§ WHAT TO PRODUCE
The lines to copy are those holding the string "Simile" in the entries below.

Records from a collection:

□ □ □ □ □ □ □

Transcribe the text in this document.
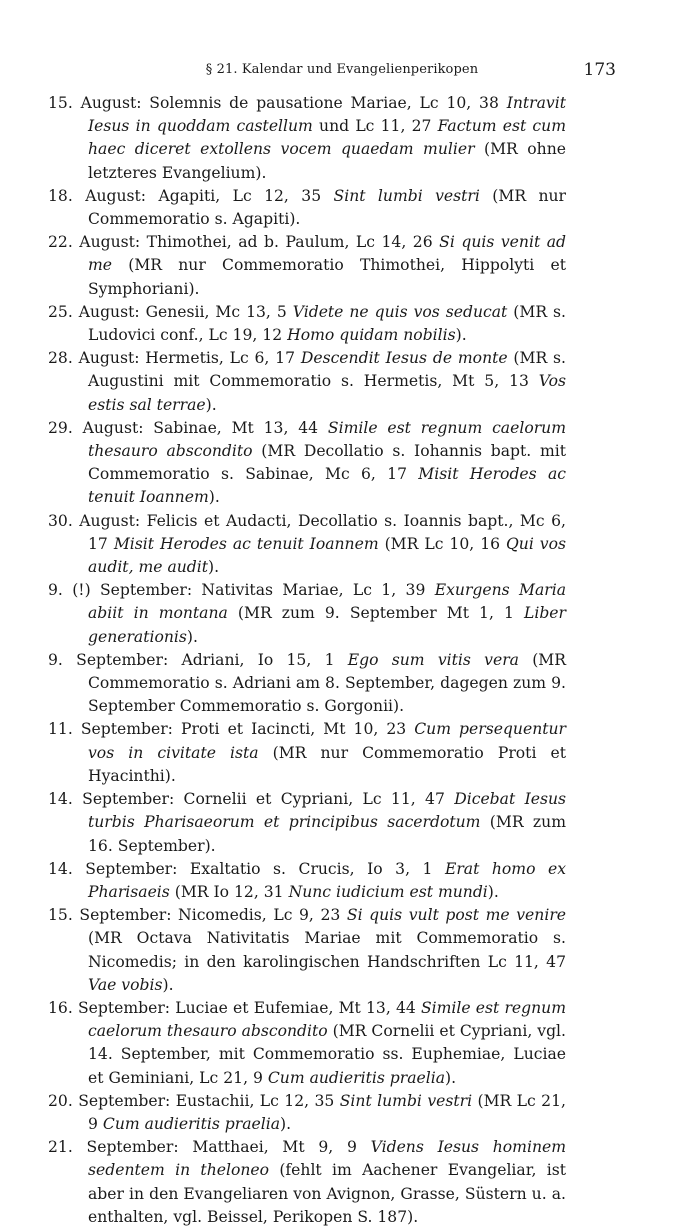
§ 21. Kalendar und Evangelienperikopen	173
15. August: Solemnis de pausatione Mariae, Lc 10, 38 Intravit Iesus in quoddam castellum und Lc 11, 27 Factum est cum haec diceret extollens vocem quaedam mulier (MR ohne letzteres Evangelium).
18. August: Agapiti, Lc 12, 35 Sint lumbi vestri (MR nur Commemoratio s. Agapiti).
22. August: Thimothei, ad b. Paulum, Lc 14, 26 Si quis venit ad me (MR nur Commemoratio Thimothei, Hippolyti et Symphoriani).
25. August: Genesii, Mc 13, 5 Videte ne quis vos seducat (MR s. Ludovici conf., Lc 19, 12 Homo quidam nobilis).
28. August: Hermetis, Lc 6, 17 Descendit Iesus de monte (MR s. Augustini mit Commemoratio s. Hermetis, Mt 5, 13 Vos estis sal terrae).
29. August: Sabinae, Mt 13, 44 Simile est regnum caelorum thesauro abscondito (MR Decollatio s. Iohannis bapt. mit Commemoratio s. Sabinae, Mc 6, 17 Misit Herodes ac tenuit Ioannem).
30. August: Felicis et Audacti, Decollatio s. Ioannis bapt., Mc 6, 17 Misit Herodes ac tenuit Ioannem (MR Lc 10, 16 Qui vos audit, me audit).
9. (!) September: Nativitas Mariae, Lc 1, 39 Exurgens Maria abiit in montana (MR zum 9. September Mt 1, 1 Liber generationis).
9. September: Adriani, Io 15, 1 Ego sum vitis vera (MR Commemoratio s. Adriani am 8. September, dagegen zum 9. September Commemoratio s. Gorgonii).
11. September: Proti et Iacincti, Mt 10, 23 Cum persequentur vos in civitate ista (MR nur Commemoratio Proti et Hyacinthi).
14. September: Cornelii et Cypriani, Lc 11, 47 Dicebat Iesus turbis Pharisaeorum et principibus sacerdotum (MR zum 16. September).
14. September: Exaltatio s. Crucis, Io 3, 1 Erat homo ex Pharisaeis (MR Io 12, 31 Nunc iudicium est mundi).
15. September: Nicomedis, Lc 9, 23 Si quis vult post me venire (MR Octava Nativitatis Mariae mit Commemoratio s. Nicomedis; in den karolingischen Handschriften Lc 11, 47 Vae vobis).
16. September: Luciae et Eufemiae, Mt 13, 44 Simile est regnum caelorum thesauro abscondito (MR Cornelii et Cypriani, vgl. 14. September, mit Commemoratio ss. Euphemiae, Luciae et Geminiani, Lc 21, 9 Cum audieritis praelia).
20. September: Eustachii, Lc 12, 35 Sint lumbi vestri (MR Lc 21, 9 Cum audieritis praelia).
21. September: Matthaei, Mt 9, 9 Videns Iesus hominem sedentem in theloneo (fehlt im Aachener Evangeliar, ist aber in den Evangeliaren von Avignon, Grasse, Süstern u. a. enthalten, vgl. Beissel, Perikopen S. 187).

□ □ □ □ □ □ □

§ EXERCISE RESULT
29. August: Sabinae, Mt 13, 44 Simile est regnum caelorum thesauro abscondito (MR Decollatio s. Iohannis bapt. mit Commemoratio s. Sabinae, Mc 6, 17 Misit Herodes ac tenuit Ioannem).
16. September: Luciae et Eufemiae, Mt 13, 44 Simile est regnum caelorum thesauro abscondito (MR Cornelii et Cypriani, vgl. 14. September, mit Commemoratio ss. Euphemiae, Luciae et Geminiani, Lc 21, 9 Cum audieritis praelia).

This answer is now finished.